Short problem:
Gather every line below that contains the string "page" and reproduce each one in full.

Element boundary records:
-- START --
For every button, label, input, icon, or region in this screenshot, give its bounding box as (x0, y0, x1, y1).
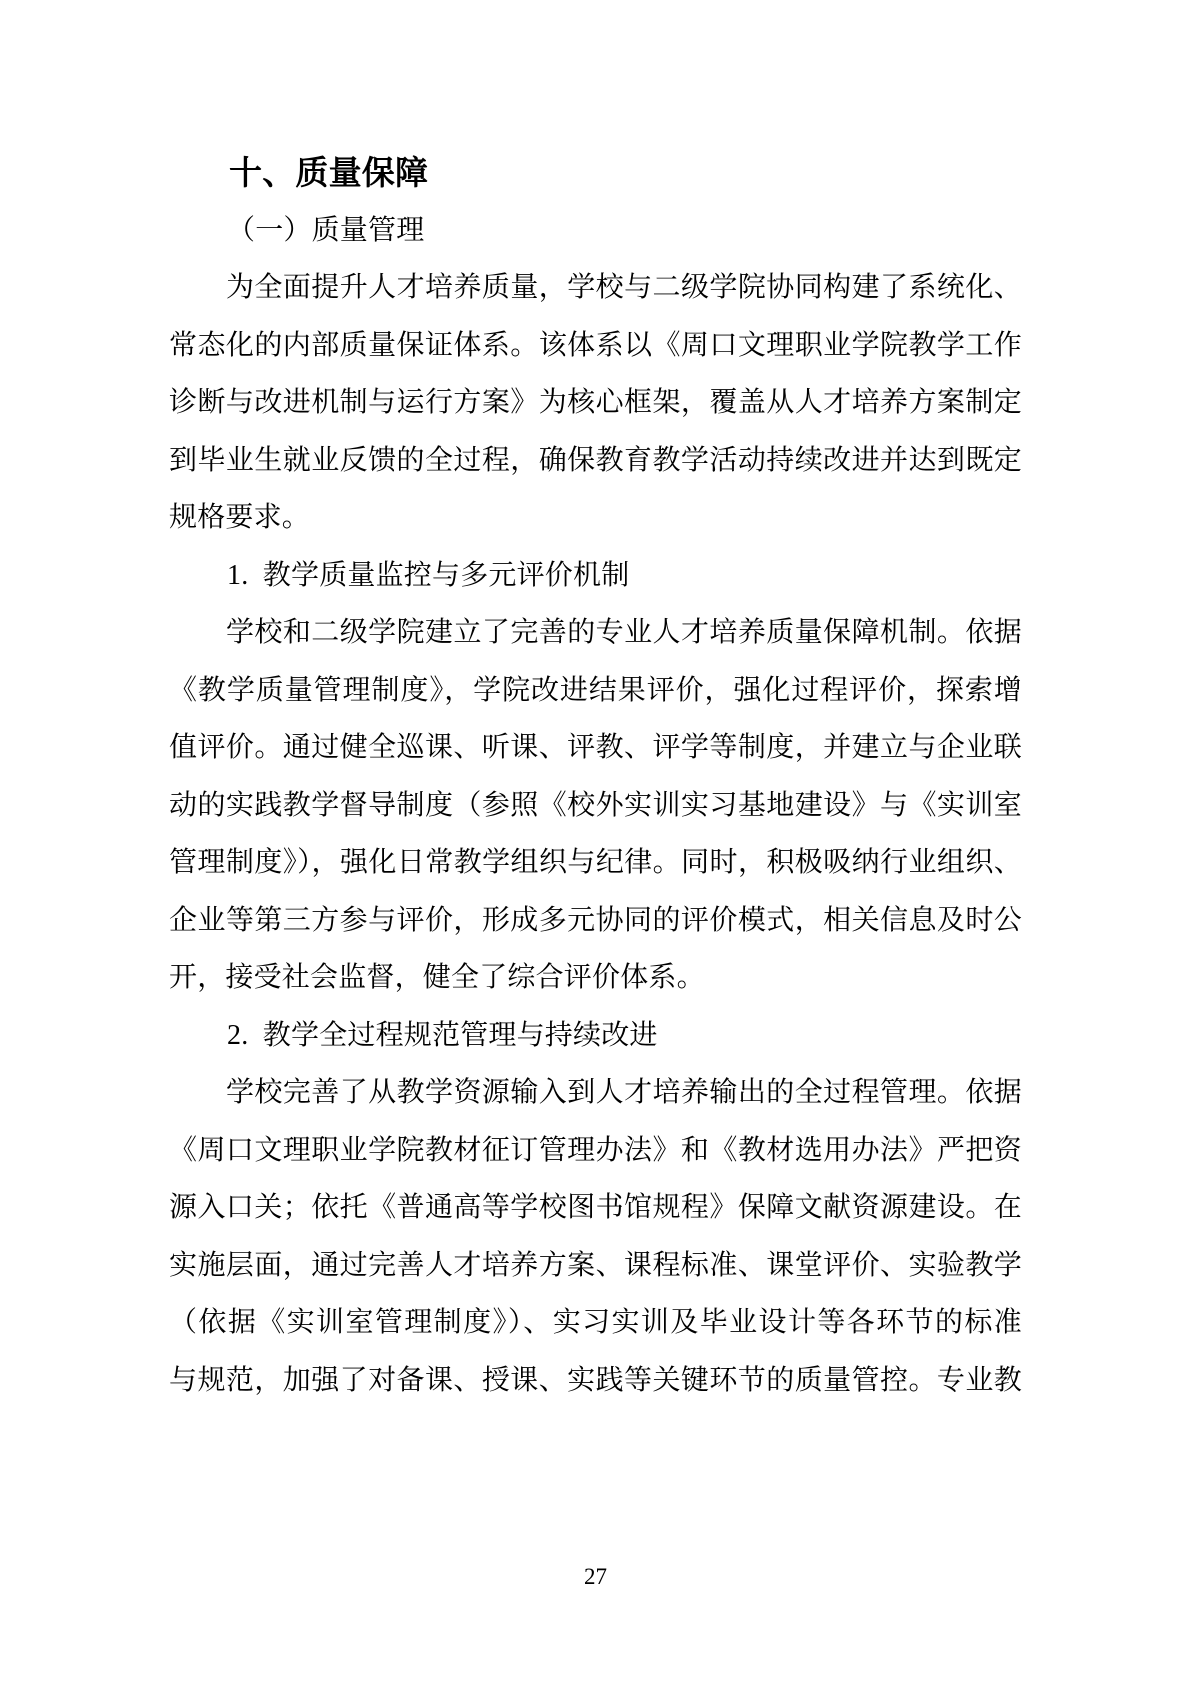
body-text-line: 值评价。通过健全巡课、听课、评教、评学等制度，并建立与企业联 (169, 719, 1022, 777)
body-text-line: 动的实践教学督导制度（参照《校外实训实习基地建设》与《实训室 (169, 777, 1022, 835)
document-body: 十、质量保障（一）质量管理为全面提升人才培养质量，学校与二级学院协同构建了系统化… (169, 144, 1022, 1409)
body-text-line: 学校和二级学院建立了完善的专业人才培养质量保障机制。依据 (169, 604, 1022, 662)
body-text-line: 到毕业生就业反馈的全过程，确保教育教学活动持续改进并达到既定 (169, 432, 1022, 490)
body-text-line: 为全面提升人才培养质量，学校与二级学院协同构建了系统化、 (169, 259, 1022, 317)
body-text-line: 企业等第三方参与评价，形成多元协同的评价模式，相关信息及时公 (169, 892, 1022, 950)
numbered-heading: 2. 教学全过程规范管理与持续改进 (169, 1007, 1022, 1065)
body-text-line: 源入口关；依托《普通高等学校图书馆规程》保障文献资源建设。在 (169, 1179, 1022, 1237)
document-page: 十、质量保障（一）质量管理为全面提升人才培养质量，学校与二级学院协同构建了系统化… (0, 0, 1191, 1684)
body-text-line: 与规范，加强了对备课、授课、实践等关键环节的质量管控。专业教 (169, 1352, 1022, 1410)
body-text-line: 学校完善了从教学资源输入到人才培养输出的全过程管理。依据 (169, 1064, 1022, 1122)
body-text-line: 《教学质量管理制度》，学院改进结果评价，强化过程评价，探索增 (169, 662, 1022, 720)
numbered-heading: 1. 教学质量监控与多元评价机制 (169, 547, 1022, 605)
body-text-line: 管理制度》），强化日常教学组织与纪律。同时，积极吸纳行业组织、 (169, 834, 1022, 892)
body-text-line: （依据《实训室管理制度》）、实习实训及毕业设计等各环节的标准 (169, 1294, 1022, 1352)
body-text-line: 诊断与改进机制与运行方案》为核心框架，覆盖从人才培养方案制定 (169, 374, 1022, 432)
body-text-line: 常态化的内部质量保证体系。该体系以《周口文理职业学院教学工作 (169, 317, 1022, 375)
body-text-line: 实施层面，通过完善人才培养方案、课程标准、课堂评价、实验教学 (169, 1237, 1022, 1295)
subsection-heading: （一）质量管理 (169, 202, 1022, 260)
body-text-line: 规格要求。 (169, 489, 1022, 547)
body-text-line: 《周口文理职业学院教材征订管理办法》和《教材选用办法》严把资 (169, 1122, 1022, 1180)
section-title: 十、质量保障 (169, 144, 1022, 202)
body-text-line: 开，接受社会监督，健全了综合评价体系。 (169, 949, 1022, 1007)
page-number: 27 (0, 1562, 1191, 1592)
-- END --
Exercise answer:
document-page: 十、质量保障（一）质量管理为全面提升人才培养质量，学校与二级学院协同构建了系统化… (0, 0, 1191, 1684)
page-number: 27 (0, 1562, 1191, 1592)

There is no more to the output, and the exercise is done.